PROBLEM TO WORK ON => Could you copy every line from the material below in which "color" appears?

DATA ROWS =>
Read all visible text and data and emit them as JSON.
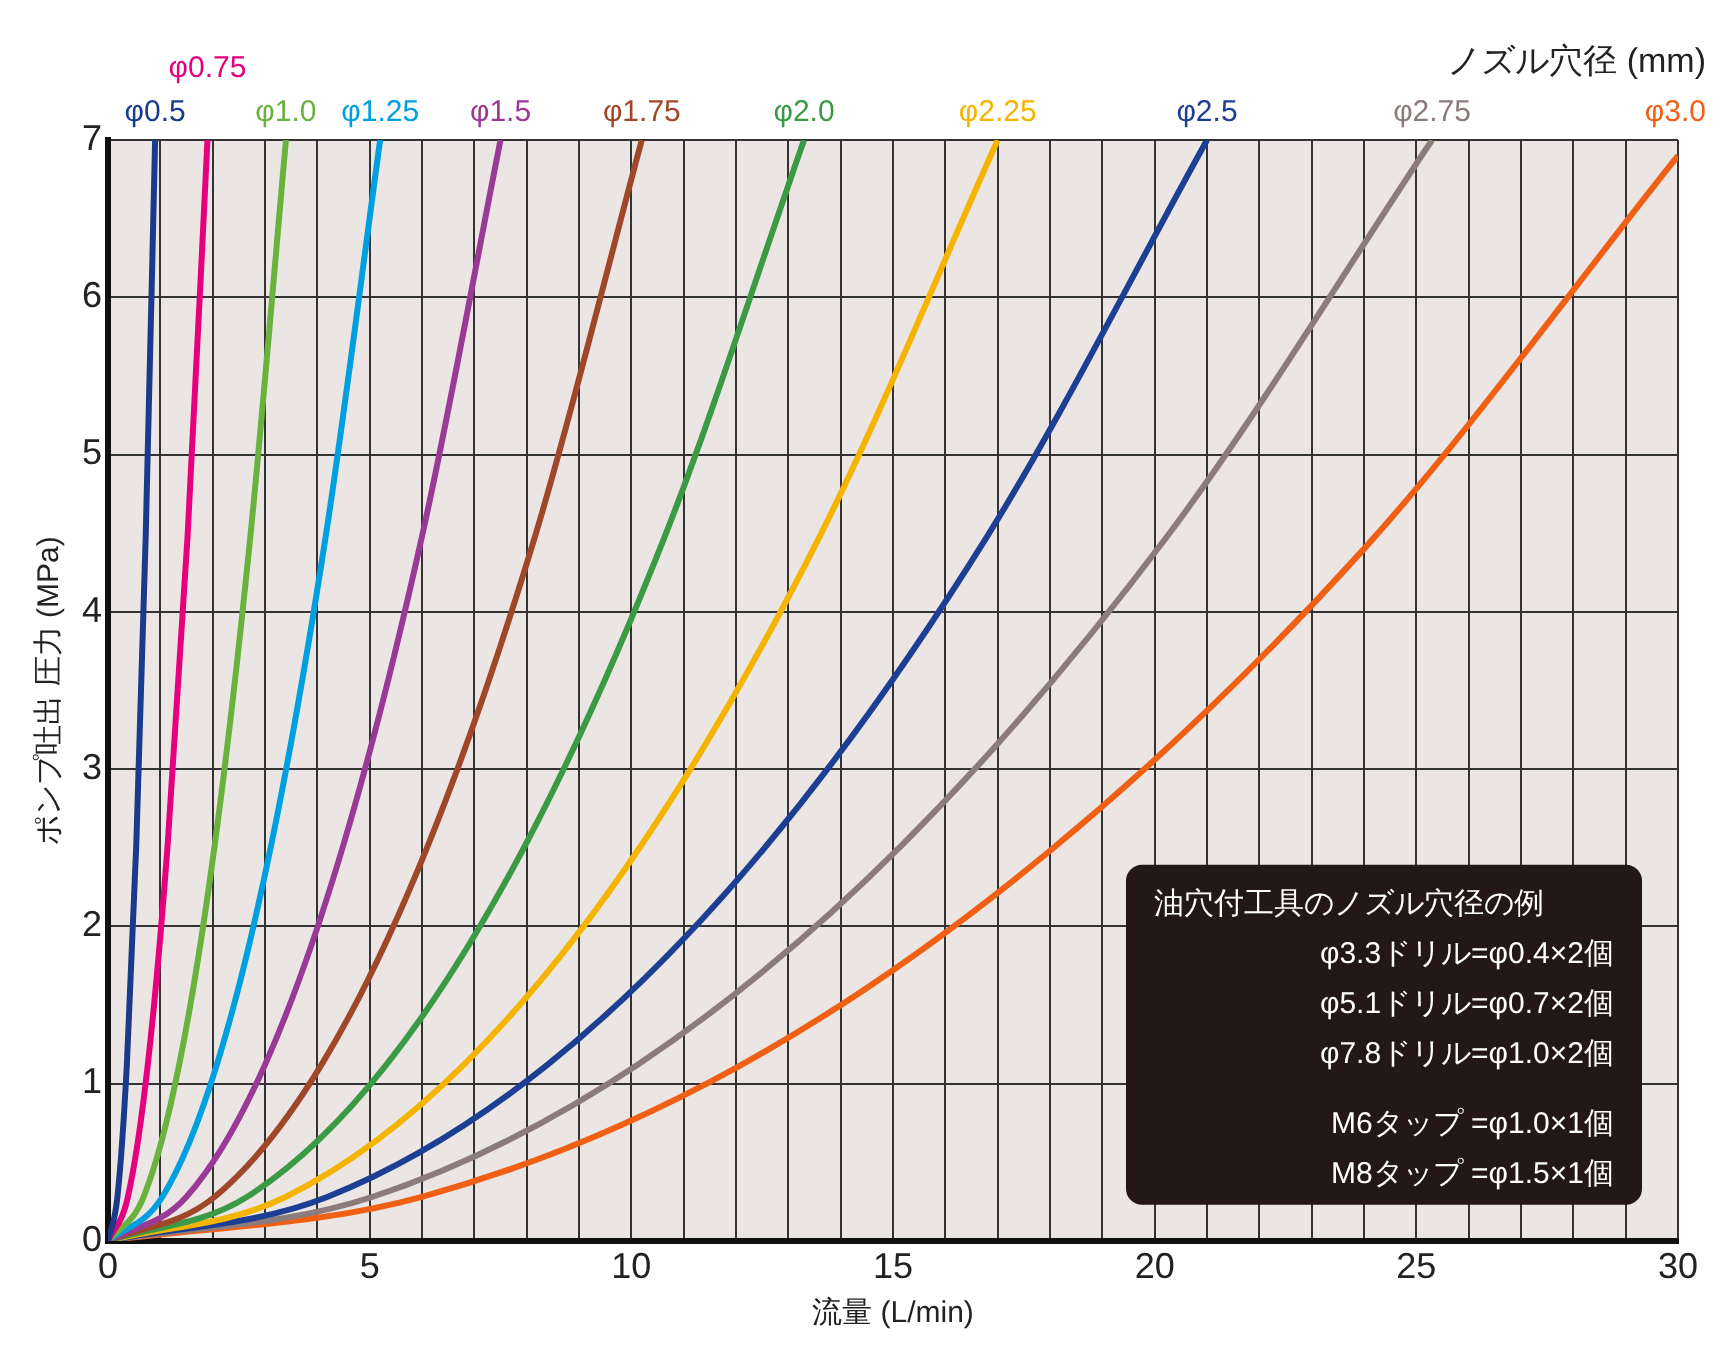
{
  "chart_data": {
    "type": "line",
    "xlabel": "流量 (L/min)",
    "ylabel": "ポンプ吐出 圧力 (MPa)",
    "legend_title": "ノズル穴径 (mm)",
    "xlim": [
      0,
      30
    ],
    "ylim": [
      0,
      7
    ],
    "xticks": [
      0,
      {
        "value": 1,
        "label": null
      },
      {
        "value": 2,
        "label": null
      },
      {
        "value": 3,
        "label": null
      },
      {
        "value": 4,
        "label": null
      },
      5,
      {
        "value": 6,
        "label": null
      },
      {
        "value": 7,
        "label": null
      },
      {
        "value": 8,
        "label": null
      },
      {
        "value": 9,
        "label": null
      },
      10,
      {
        "value": 11,
        "label": null
      },
      {
        "value": 12,
        "label": null
      },
      {
        "value": 13,
        "label": null
      },
      {
        "value": 14,
        "label": null
      },
      15,
      {
        "value": 16,
        "label": null
      },
      {
        "value": 17,
        "label": null
      },
      {
        "value": 18,
        "label": null
      },
      {
        "value": 19,
        "label": null
      },
      20,
      {
        "value": 21,
        "label": null
      },
      {
        "value": 22,
        "label": null
      },
      {
        "value": 23,
        "label": null
      },
      {
        "value": 24,
        "label": null
      },
      25,
      {
        "value": 26,
        "label": null
      },
      {
        "value": 27,
        "label": null
      },
      {
        "value": 28,
        "label": null
      },
      {
        "value": 29,
        "label": null
      },
      30
    ],
    "yticks": [
      0,
      1,
      2,
      3,
      4,
      5,
      6,
      7
    ],
    "grid": true,
    "legend": "top",
    "marker": "none",
    "line_style": "solid",
    "series": [
      {
        "name": "φ0.5",
        "color": "#1a3a8c",
        "x": [
          0,
          0.18,
          0.36,
          0.54,
          0.72,
          0.9
        ],
        "values": [
          0,
          0.28,
          1.12,
          2.52,
          4.48,
          7
        ]
      },
      {
        "name": "φ0.75",
        "color": "#e6007e",
        "x": [
          0,
          0.38,
          0.76,
          1.14,
          1.52,
          1.9
        ],
        "values": [
          0,
          0.28,
          1.12,
          2.52,
          4.48,
          7
        ]
      },
      {
        "name": "φ1.0",
        "color": "#6ab23e",
        "x": [
          0,
          0.68,
          1.36,
          2.04,
          2.72,
          3.4
        ],
        "values": [
          0,
          0.28,
          1.12,
          2.52,
          4.48,
          7
        ]
      },
      {
        "name": "φ1.25",
        "color": "#00a0e0",
        "x": [
          0,
          1.04,
          2.08,
          3.12,
          4.16,
          5.2
        ],
        "values": [
          0,
          0.28,
          1.12,
          2.52,
          4.48,
          7
        ]
      },
      {
        "name": "φ1.5",
        "color": "#9b3a96",
        "x": [
          0,
          1.5,
          3,
          4.5,
          6,
          7.5
        ],
        "values": [
          0,
          0.28,
          1.12,
          2.52,
          4.48,
          7
        ]
      },
      {
        "name": "φ1.75",
        "color": "#a0472a",
        "x": [
          0,
          2.04,
          4.08,
          6.12,
          8.16,
          10.2
        ],
        "values": [
          0,
          0.28,
          1.12,
          2.52,
          4.48,
          7
        ]
      },
      {
        "name": "φ2.0",
        "color": "#3b9a45",
        "x": [
          0,
          2.66,
          5.32,
          7.98,
          10.64,
          13.3
        ],
        "values": [
          0,
          0.28,
          1.12,
          2.52,
          4.48,
          7
        ]
      },
      {
        "name": "φ2.25",
        "color": "#f5b400",
        "x": [
          0,
          3.4,
          6.8,
          10.2,
          13.6,
          17
        ],
        "values": [
          0,
          0.28,
          1.12,
          2.52,
          4.48,
          7
        ]
      },
      {
        "name": "φ2.5",
        "color": "#1c3f94",
        "x": [
          0,
          4.2,
          8.4,
          12.6,
          16.8,
          21
        ],
        "values": [
          0,
          0.28,
          1.12,
          2.52,
          4.48,
          7
        ]
      },
      {
        "name": "φ2.75",
        "color": "#8c7b7b",
        "x": [
          0,
          5.06,
          10.12,
          15.18,
          20.24,
          25.3
        ],
        "values": [
          0,
          0.28,
          1.12,
          2.52,
          4.48,
          7
        ]
      },
      {
        "name": "φ3.0",
        "color": "#f06014",
        "x": [
          0,
          6,
          12,
          18,
          24,
          30
        ],
        "values": [
          0,
          0.28,
          1.1,
          2.48,
          4.4,
          6.9
        ]
      }
    ],
    "annotations": [
      "油穴付工具のノズル穴径の例",
      "φ3.3ドリル=φ0.4×2個",
      "φ5.1ドリル=φ0.7×2個",
      "φ7.8ドリル=φ1.0×2個",
      "M6タップ =φ1.0×1個",
      "M8タップ =φ1.5×1個"
    ]
  }
}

RESULT OF THIS TASK =>
        "color": "#1a3a8c",
        "color": "#e6007e",
        "color": "#6ab23e",
        "color": "#00a0e0",
        "color": "#9b3a96",
        "color": "#a0472a",
        "color": "#3b9a45",
        "color": "#f5b400",
        "color": "#1c3f94",
        "color": "#8c7b7b",
        "color": "#f06014",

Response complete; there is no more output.